(Collected data)
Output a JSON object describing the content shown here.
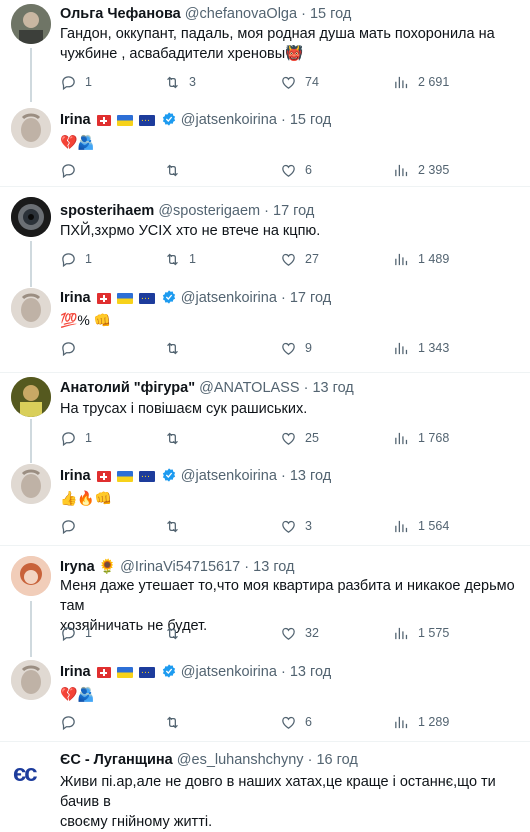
{
  "tweets": [
    {
      "name": "Ольга Чефанова",
      "handle": "@chefanovaOlga",
      "time": "15 год",
      "lines": [
        "Гандон, оккупант, падаль, моя родная душа мать похоронила на",
        "чужбине , асвабадители хреновы👹"
      ],
      "reply": "1",
      "rt": "3",
      "like": "74",
      "views": "2 691"
    },
    {
      "name": "Irina",
      "handle": "@jatsenkoirina",
      "time": "15 год",
      "lines": [
        "💔🫂"
      ],
      "reply": "",
      "rt": "",
      "like": "6",
      "views": "2 395"
    },
    {
      "name": "sposterihaem",
      "handle": "@sposterigaem",
      "time": "17 год",
      "lines": [
        "ПХЙ,зхрмо УСІХ хто не втече на кцпю."
      ],
      "reply": "1",
      "rt": "1",
      "like": "27",
      "views": "1 489"
    },
    {
      "name": "Irina",
      "handle": "@jatsenkoirina",
      "time": "17 год",
      "lines": [
        "💯% 👊"
      ],
      "reply": "",
      "rt": "",
      "like": "9",
      "views": "1 343"
    },
    {
      "name": "Анатолий \"фігура\"",
      "handle": "@ANATOLASS",
      "time": "13 год",
      "lines": [
        "На трусах і повішаєм сук рашиських."
      ],
      "reply": "1",
      "rt": "",
      "like": "25",
      "views": "1 768"
    },
    {
      "name": "Irina",
      "handle": "@jatsenkoirina",
      "time": "13 год",
      "lines": [
        "👍🔥👊"
      ],
      "reply": "",
      "rt": "",
      "like": "3",
      "views": "1 564"
    },
    {
      "name": "Iryna",
      "handle": "@IrinaVi54715617",
      "time": "13 год",
      "lines": [
        "Меня даже утешает то,что моя квартира разбита и никакое дерьмо там",
        "хозяйничать не будет."
      ],
      "reply": "1",
      "rt": "",
      "like": "32",
      "views": "1 575"
    },
    {
      "name": "Irina",
      "handle": "@jatsenkoirina",
      "time": "13 год",
      "lines": [
        "💔🫂"
      ],
      "reply": "",
      "rt": "",
      "like": "6",
      "views": "1 289"
    },
    {
      "name": "ЄС - Луганщина",
      "handle": "@es_luhanshchyny",
      "time": "16 год",
      "lines": [
        "Живи пі.ар,але не довго в наших хатах,це краще і останнє,що ти бачив в",
        "своєму гнійному житті."
      ]
    }
  ],
  "dot": "·",
  "sunflower": "🌻",
  "es_logo": "єс",
  "colors": {
    "text": "#0f1419",
    "muted": "#536471",
    "separator": "#eff3f4",
    "thread": "#cfd9de",
    "verified": "#1d9bf0",
    "es_blue": "#1d3c9c",
    "es_yellow": "#f7d21a"
  }
}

Written problem:
Filter out all lines lacking the word "like" and copy the rest.

Task output:
      "like": "74",
      "like": "6",
      "like": "27",
      "like": "9",
      "like": "25",
      "like": "3",
      "like": "32",
      "like": "6",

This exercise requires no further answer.